语言模型后训练是塑造模型行为的主要阶段,但它仍然主要涉及优化总结多样需求的标量奖励。这种抽象使从业者几乎无法了解数据实际教会了模型什么,导致模型学习虚假关联,并引发过度风格化和谄媚等不良行为。为了解决这个问题,我们提出:能否在优化之前检查偏好数据集,并在概念层面决定模型应该被允许学习哪些行为?受此启发,我们引入了一个以数据为中心的后训练流程,该流程使用可解释性协议来开发统计假设,以区分偏好和非偏好生成的潜在概念,使其明确以供细粒度用户反馈。基于这一观点,我们将几种基于可解释性的训练协议统一为通过特征或数据干预来塑造奖励的方式。实验上,我们表明我们的流程诊断了现有偏好数据中的不良信号,减轻了脱靶学习,并且还可以帮助放大或塑造期望的属性,如安全防护和模型个性。更广泛地说,我们的结果表明,可解释性可以将后训练从优化不透明的代理奖励转变为审计和塑造学习信号本身的过程。

英文摘要

Language-model post-training is the main stage at which model behavior is shaped, yet it still largely involves optimization of scalar rewards that summarize diverse desiderata. This abstraction gives practitioners little visibility into what their data actually teaches models, allowing spurious correlations to be learned by a model and inducing undesirable behaviors such as over-stylization and sycophancy. To address this problem, we ask: can we inspect a preference dataset before optimization and decide, at the level of concepts, which behaviors a model should be allowed to learn? Motivated by this, we introduce a data-centric post-training pipeline that uses interpretability protocols to develop statistical hypotheses for the latent concepts separating preferred from dispreferred generations, making them explicit for fine-grained user feedback. Building on this view, we unify several interpretability-based training protocols as ways of shaping rewards via feature or data interventions. Empirically, we show that our pipeline diagnoses undesirable signals in existing preference data, mitigates off-target learning, and can also help amplify or shape desired properties such as safeguards and model personality. More broadly, our results suggest that interpretability can turn post-training from optimizing opaque proxy rewards into a process of auditing and sculpting the learning signal itself.

## 所给记录:
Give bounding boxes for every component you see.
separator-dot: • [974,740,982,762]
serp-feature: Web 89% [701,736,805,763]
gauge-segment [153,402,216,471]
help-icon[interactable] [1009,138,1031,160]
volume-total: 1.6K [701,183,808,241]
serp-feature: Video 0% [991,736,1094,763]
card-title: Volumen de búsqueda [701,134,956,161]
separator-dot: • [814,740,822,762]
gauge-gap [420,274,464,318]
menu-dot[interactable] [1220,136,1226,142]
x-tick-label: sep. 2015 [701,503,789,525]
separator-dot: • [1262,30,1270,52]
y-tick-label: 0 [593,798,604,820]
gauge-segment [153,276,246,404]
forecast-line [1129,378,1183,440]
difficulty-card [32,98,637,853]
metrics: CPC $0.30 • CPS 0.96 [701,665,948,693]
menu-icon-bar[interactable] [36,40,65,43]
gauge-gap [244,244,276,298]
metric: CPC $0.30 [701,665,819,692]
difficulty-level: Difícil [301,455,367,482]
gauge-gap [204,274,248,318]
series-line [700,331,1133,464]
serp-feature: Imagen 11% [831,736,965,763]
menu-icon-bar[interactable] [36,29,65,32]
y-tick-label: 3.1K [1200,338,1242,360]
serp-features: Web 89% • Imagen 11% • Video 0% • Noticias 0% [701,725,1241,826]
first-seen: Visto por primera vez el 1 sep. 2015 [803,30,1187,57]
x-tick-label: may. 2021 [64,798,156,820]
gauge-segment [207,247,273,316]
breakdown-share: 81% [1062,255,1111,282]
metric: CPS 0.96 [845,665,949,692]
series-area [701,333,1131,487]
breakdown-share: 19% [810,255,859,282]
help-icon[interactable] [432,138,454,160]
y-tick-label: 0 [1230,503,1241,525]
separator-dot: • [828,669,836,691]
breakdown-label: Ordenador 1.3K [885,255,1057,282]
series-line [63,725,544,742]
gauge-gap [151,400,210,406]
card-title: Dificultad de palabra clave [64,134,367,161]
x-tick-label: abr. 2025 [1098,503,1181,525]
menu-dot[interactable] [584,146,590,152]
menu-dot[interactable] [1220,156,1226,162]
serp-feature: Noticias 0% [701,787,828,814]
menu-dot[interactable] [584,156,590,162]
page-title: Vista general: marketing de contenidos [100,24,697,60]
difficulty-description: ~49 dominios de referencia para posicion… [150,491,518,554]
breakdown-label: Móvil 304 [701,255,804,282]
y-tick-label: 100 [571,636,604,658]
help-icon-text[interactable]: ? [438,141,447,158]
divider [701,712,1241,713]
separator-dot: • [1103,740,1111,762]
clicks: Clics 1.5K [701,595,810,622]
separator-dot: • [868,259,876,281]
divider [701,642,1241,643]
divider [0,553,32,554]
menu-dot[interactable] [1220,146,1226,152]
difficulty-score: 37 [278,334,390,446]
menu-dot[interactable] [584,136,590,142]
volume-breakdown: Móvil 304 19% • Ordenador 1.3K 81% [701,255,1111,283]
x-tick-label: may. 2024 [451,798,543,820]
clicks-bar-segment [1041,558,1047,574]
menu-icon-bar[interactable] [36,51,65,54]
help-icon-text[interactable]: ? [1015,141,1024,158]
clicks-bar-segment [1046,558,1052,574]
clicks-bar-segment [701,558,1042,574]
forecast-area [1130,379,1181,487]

## 练习任务:
A: 请照原文重抄后训练摘要中的一段：从含有“语言模型后训练是塑造模型行为”的字句开始，到“计和塑造学习信号本身的过程。”为止。
B: 根据后训练摘要的中文部分，逐项列出实验表明该流程所能做到的事情。
C: 后训练摘要认为从业者几乎无法了解数据实际教会了模型什么。摘要给出的原因是什么？请用一到三句话说明。

## 各题答案:
A:
语言模型后训练是塑造模型行为的主要阶段,但它仍然主要涉及优化总结多样需求的标量奖励。这种抽象使从业者几乎无法了解数据实际教会了模型什么,导致模型学习虚假关联,并引发过度风格化和谄媚等不良行为。为了解决这个问题,我们提出:能否在优化之前检查偏好数据集,并在概念层面决定模型应该被允许学习哪些行为?受此启发,我们引入了一个以数据为中心的后训练流程,该流程使用可解释性协议来开发统计假设,以区分偏好和非偏好生成的潜在概念,使其明确以供细粒度用户反馈。基于这一观点,我们将几种基于可解释性的训练协议统一为通过特征或数据干预来塑造奖励的方式。实验上,我们表明我们的流程诊断了现有偏好数据中的不良信号,减轻了脱靶学习,并且还可以帮助放大或塑造期望的属性,如安全防护和模型个性。更广泛地说,我们的结果表明,可解释性可以将后训练从优化不透明的代理奖励转变为审计和塑造学习信号本身的过程。

B: 诊断现有偏好数据中的不良信号；减轻脱靶学习；帮助放大或塑造期望的属性，如安全防护和模型个性。

C: 后训练主要在优化标量奖励，这些奖励把多样的需求概括成一个数值。正是这种抽象，使从业者几乎无法了解数据实际教会了模型什么。